Repeat every line of the listing below exactly, minus the pictures.

----- PROVIDED RECORDS -----

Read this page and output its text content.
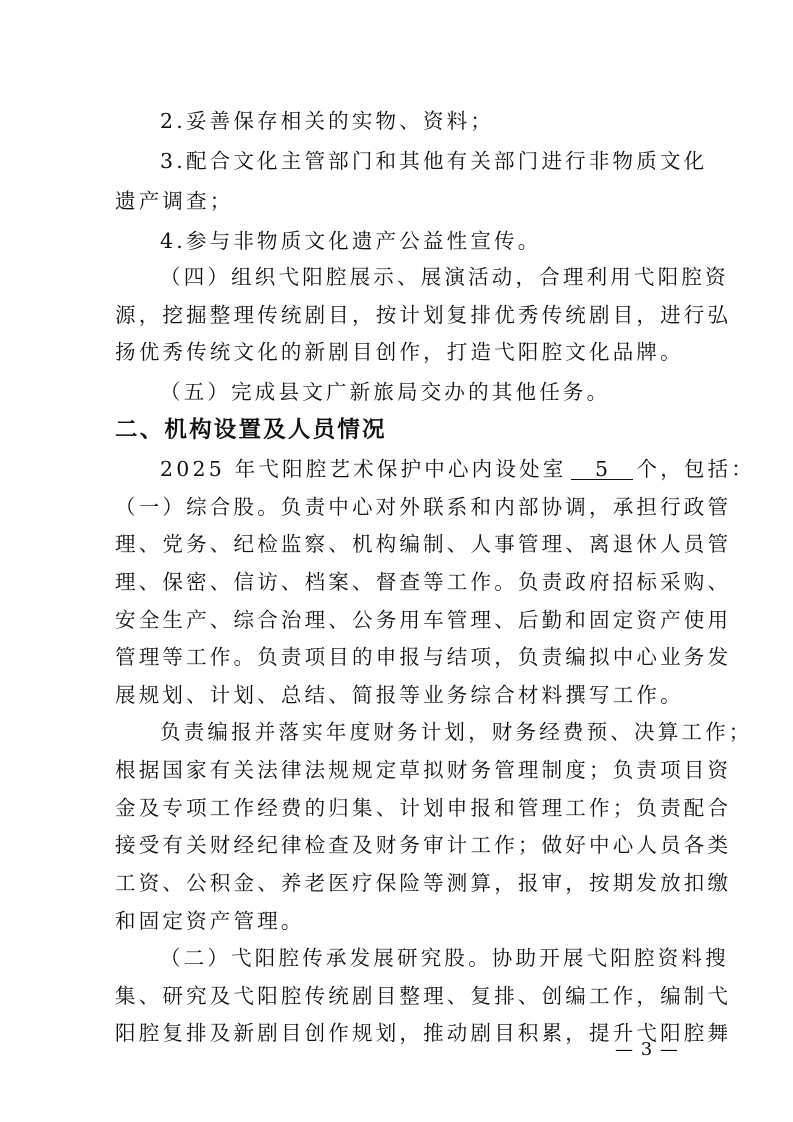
2.妥善保存相关的实物、资料；
3.配合文化主管部门和其他有关部门进行非物质文化
遗产调查；
4.参与非物质文化遗产公益性宣传。
（四）组织弋阳腔展示、展演活动，合理利用弋阳腔资
源，挖掘整理传统剧目，按计划复排优秀传统剧目，进行弘
扬优秀传统文化的新剧目创作，打造弋阳腔文化品牌。
（五）完成县文广新旅局交办的其他任务。
二、机构设置及人员情况
2025 年弋阳腔艺术保护中心内设处室 5 个，包括：
（一）综合股。负责中心对外联系和内部协调，承担行政管
理、党务、纪检监察、机构编制、人事管理、离退休人员管
理、保密、信访、档案、督查等工作。负责政府招标采购、
安全生产、综合治理、公务用车管理、后勤和固定资产使用
管理等工作。负责项目的申报与结项，负责编拟中心业务发
展规划、计划、总结、简报等业务综合材料撰写工作。
负责编报并落实年度财务计划，财务经费预、决算工作；
根据国家有关法律法规规定草拟财务管理制度；负责项目资
金及专项工作经费的归集、计划申报和管理工作；负责配合
接受有关财经纪律检查及财务审计工作；做好中心人员各类
工资、公积金、养老医疗保险等测算，报审，按期发放扣缴
和固定资产管理。
（二）弋阳腔传承发展研究股。协助开展弋阳腔资料搜
集、研究及弋阳腔传统剧目整理、复排、创编工作，编制弋
阳腔复排及新剧目创作规划，推动剧目积累，提升弋阳腔舞
— 3 —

-----

CORRECT OUTPUT
Read this page and output its text content.
2.妥善保存相关的实物、资料；
3.配合文化主管部门和其他有关部门进行非物质文化
遗产调查；
4.参与非物质文化遗产公益性宣传。
（四）组织弋阳腔展示、展演活动，合理利用弋阳腔资
源，挖掘整理传统剧目，按计划复排优秀传统剧目，进行弘
扬优秀传统文化的新剧目创作，打造弋阳腔文化品牌。
（五）完成县文广新旅局交办的其他任务。
二、机构设置及人员情况
2025 年弋阳腔艺术保护中心内设处室 5 个，包括：
（一）综合股。负责中心对外联系和内部协调，承担行政管
理、党务、纪检监察、机构编制、人事管理、离退休人员管
理、保密、信访、档案、督查等工作。负责政府招标采购、
安全生产、综合治理、公务用车管理、后勤和固定资产使用
管理等工作。负责项目的申报与结项，负责编拟中心业务发
展规划、计划、总结、简报等业务综合材料撰写工作。
负责编报并落实年度财务计划，财务经费预、决算工作；
根据国家有关法律法规规定草拟财务管理制度；负责项目资
金及专项工作经费的归集、计划申报和管理工作；负责配合
接受有关财经纪律检查及财务审计工作；做好中心人员各类
工资、公积金、养老医疗保险等测算，报审，按期发放扣缴
和固定资产管理。
（二）弋阳腔传承发展研究股。协助开展弋阳腔资料搜
集、研究及弋阳腔传统剧目整理、复排、创编工作，编制弋
阳腔复排及新剧目创作规划，推动剧目积累，提升弋阳腔舞
— 3 —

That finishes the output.